• Stored records:
§ §
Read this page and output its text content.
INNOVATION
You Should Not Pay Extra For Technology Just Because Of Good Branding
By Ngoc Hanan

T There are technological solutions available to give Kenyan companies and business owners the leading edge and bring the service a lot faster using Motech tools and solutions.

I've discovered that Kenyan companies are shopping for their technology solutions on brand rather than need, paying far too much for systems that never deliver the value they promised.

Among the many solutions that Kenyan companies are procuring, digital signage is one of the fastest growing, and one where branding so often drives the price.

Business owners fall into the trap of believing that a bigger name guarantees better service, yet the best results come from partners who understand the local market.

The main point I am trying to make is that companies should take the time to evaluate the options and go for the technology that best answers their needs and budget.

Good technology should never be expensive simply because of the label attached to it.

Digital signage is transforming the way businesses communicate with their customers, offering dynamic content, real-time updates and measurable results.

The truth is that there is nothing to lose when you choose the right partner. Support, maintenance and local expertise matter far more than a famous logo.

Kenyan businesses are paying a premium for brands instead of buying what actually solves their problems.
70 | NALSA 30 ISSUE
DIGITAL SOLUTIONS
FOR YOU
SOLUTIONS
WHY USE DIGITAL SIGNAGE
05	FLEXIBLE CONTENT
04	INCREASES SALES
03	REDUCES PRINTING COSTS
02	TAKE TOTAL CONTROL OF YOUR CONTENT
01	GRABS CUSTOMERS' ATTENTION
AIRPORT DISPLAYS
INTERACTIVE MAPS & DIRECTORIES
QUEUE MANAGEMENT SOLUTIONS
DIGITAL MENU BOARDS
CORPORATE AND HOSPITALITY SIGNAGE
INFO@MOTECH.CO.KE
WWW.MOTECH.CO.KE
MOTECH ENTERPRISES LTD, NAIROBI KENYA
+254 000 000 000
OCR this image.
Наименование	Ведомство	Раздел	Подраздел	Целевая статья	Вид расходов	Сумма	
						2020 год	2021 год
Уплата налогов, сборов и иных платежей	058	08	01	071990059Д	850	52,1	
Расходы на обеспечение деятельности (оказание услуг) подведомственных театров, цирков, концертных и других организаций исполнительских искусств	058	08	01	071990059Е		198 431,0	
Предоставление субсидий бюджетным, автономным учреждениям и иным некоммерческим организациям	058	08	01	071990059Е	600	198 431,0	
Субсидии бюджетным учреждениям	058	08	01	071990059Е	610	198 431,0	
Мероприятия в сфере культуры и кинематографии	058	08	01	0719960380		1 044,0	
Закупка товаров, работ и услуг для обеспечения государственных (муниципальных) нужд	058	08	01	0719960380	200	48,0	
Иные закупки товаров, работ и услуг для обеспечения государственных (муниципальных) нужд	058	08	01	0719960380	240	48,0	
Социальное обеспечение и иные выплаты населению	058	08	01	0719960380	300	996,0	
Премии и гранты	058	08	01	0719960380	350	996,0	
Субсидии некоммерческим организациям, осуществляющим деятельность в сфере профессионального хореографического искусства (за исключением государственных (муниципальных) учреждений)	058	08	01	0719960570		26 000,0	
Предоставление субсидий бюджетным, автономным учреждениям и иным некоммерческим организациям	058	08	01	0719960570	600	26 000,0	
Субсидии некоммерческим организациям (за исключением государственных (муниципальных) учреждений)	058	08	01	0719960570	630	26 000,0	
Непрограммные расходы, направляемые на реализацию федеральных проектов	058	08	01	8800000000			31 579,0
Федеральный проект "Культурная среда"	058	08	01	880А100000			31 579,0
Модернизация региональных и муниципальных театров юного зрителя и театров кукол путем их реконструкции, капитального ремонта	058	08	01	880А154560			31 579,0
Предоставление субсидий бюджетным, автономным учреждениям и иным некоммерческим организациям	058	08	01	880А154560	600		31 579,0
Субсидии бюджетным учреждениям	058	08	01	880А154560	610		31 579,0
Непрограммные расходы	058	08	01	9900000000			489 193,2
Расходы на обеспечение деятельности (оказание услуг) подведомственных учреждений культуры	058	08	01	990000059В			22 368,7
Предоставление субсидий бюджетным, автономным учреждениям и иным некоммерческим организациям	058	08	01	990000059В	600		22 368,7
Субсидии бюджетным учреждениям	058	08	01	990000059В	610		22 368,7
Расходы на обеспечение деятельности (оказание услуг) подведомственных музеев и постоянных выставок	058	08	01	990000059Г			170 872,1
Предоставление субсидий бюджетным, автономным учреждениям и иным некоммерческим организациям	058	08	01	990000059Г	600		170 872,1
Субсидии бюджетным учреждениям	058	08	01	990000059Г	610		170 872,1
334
§ §
• Exercise instructions: Make an exact copy of the records.

• Problem solution:
Read this page and output its text content.
INNOVATION
You Should Not Pay Extra For Technology Just Because Of Good Branding
By Ngoc Hanan

T There are technological solutions available to give Kenyan companies and business owners the leading edge and bring the service a lot faster using Motech tools and solutions.

I've discovered that Kenyan companies are shopping for their technology solutions on brand rather than need, paying far too much for systems that never deliver the value they promised.

Among the many solutions that Kenyan companies are procuring, digital signage is one of the fastest growing, and one where branding so often drives the price.

Business owners fall into the trap of believing that a bigger name guarantees better service, yet the best results come from partners who understand the local market.

The main point I am trying to make is that companies should take the time to evaluate the options and go for the technology that best answers their needs and budget.

Good technology should never be expensive simply because of the label attached to it.

Digital signage is transforming the way businesses communicate with their customers, offering dynamic content, real-time updates and measurable results.

The truth is that there is nothing to lose when you choose the right partner. Support, maintenance and local expertise matter far more than a famous logo.

Kenyan businesses are paying a premium for brands instead of buying what actually solves their problems.
70 | NALSA 30 ISSUE
DIGITAL SOLUTIONS
FOR YOU
SOLUTIONS
WHY USE DIGITAL SIGNAGE
05	FLEXIBLE CONTENT
04	INCREASES SALES
03	REDUCES PRINTING COSTS
02	TAKE TOTAL CONTROL OF YOUR CONTENT
01	GRABS CUSTOMERS' ATTENTION
AIRPORT DISPLAYS
INTERACTIVE MAPS & DIRECTORIES
QUEUE MANAGEMENT SOLUTIONS
DIGITAL MENU BOARDS
CORPORATE AND HOSPITALITY SIGNAGE
INFO@MOTECH.CO.KE
WWW.MOTECH.CO.KE
MOTECH ENTERPRISES LTD, NAIROBI KENYA
+254 000 000 000
OCR this image.
Наименование	Ведомство	Раздел	Подраздел	Целевая статья	Вид расходов	Сумма	
						2020 год	2021 год
Уплата налогов, сборов и иных платежей	058	08	01	071990059Д	850	52,1	
Расходы на обеспечение деятельности (оказание услуг) подведомственных театров, цирков, концертных и других организаций исполнительских искусств	058	08	01	071990059Е		198 431,0	
Предоставление субсидий бюджетным, автономным учреждениям и иным некоммерческим организациям	058	08	01	071990059Е	600	198 431,0	
Субсидии бюджетным учреждениям	058	08	01	071990059Е	610	198 431,0	
Мероприятия в сфере культуры и кинематографии	058	08	01	0719960380		1 044,0	
Закупка товаров, работ и услуг для обеспечения государственных (муниципальных) нужд	058	08	01	0719960380	200	48,0	
Иные закупки товаров, работ и услуг для обеспечения государственных (муниципальных) нужд	058	08	01	0719960380	240	48,0	
Социальное обеспечение и иные выплаты населению	058	08	01	0719960380	300	996,0	
Премии и гранты	058	08	01	0719960380	350	996,0	
Субсидии некоммерческим организациям, осуществляющим деятельность в сфере профессионального хореографического искусства (за исключением государственных (муниципальных) учреждений)	058	08	01	0719960570		26 000,0	
Предоставление субсидий бюджетным, автономным учреждениям и иным некоммерческим организациям	058	08	01	0719960570	600	26 000,0	
Субсидии некоммерческим организациям (за исключением государственных (муниципальных) учреждений)	058	08	01	0719960570	630	26 000,0	
Непрограммные расходы, направляемые на реализацию федеральных проектов	058	08	01	8800000000			31 579,0
Федеральный проект "Культурная среда"	058	08	01	880А100000			31 579,0
Модернизация региональных и муниципальных театров юного зрителя и театров кукол путем их реконструкции, капитального ремонта	058	08	01	880А154560			31 579,0
Предоставление субсидий бюджетным, автономным учреждениям и иным некоммерческим организациям	058	08	01	880А154560	600		31 579,0
Субсидии бюджетным учреждениям	058	08	01	880А154560	610		31 579,0
Непрограммные расходы	058	08	01	9900000000			489 193,2
Расходы на обеспечение деятельности (оказание услуг) подведомственных учреждений культуры	058	08	01	990000059В			22 368,7
Предоставление субсидий бюджетным, автономным учреждениям и иным некоммерческим организациям	058	08	01	990000059В	600		22 368,7
Субсидии бюджетным учреждениям	058	08	01	990000059В	610		22 368,7
Расходы на обеспечение деятельности (оказание услуг) подведомственных музеев и постоянных выставок	058	08	01	990000059Г			170 872,1
Предоставление субсидий бюджетным, автономным учреждениям и иным некоммерческим организациям	058	08	01	990000059Г	600		170 872,1
Субсидии бюджетным учреждениям	058	08	01	990000059Г	610		170 872,1
334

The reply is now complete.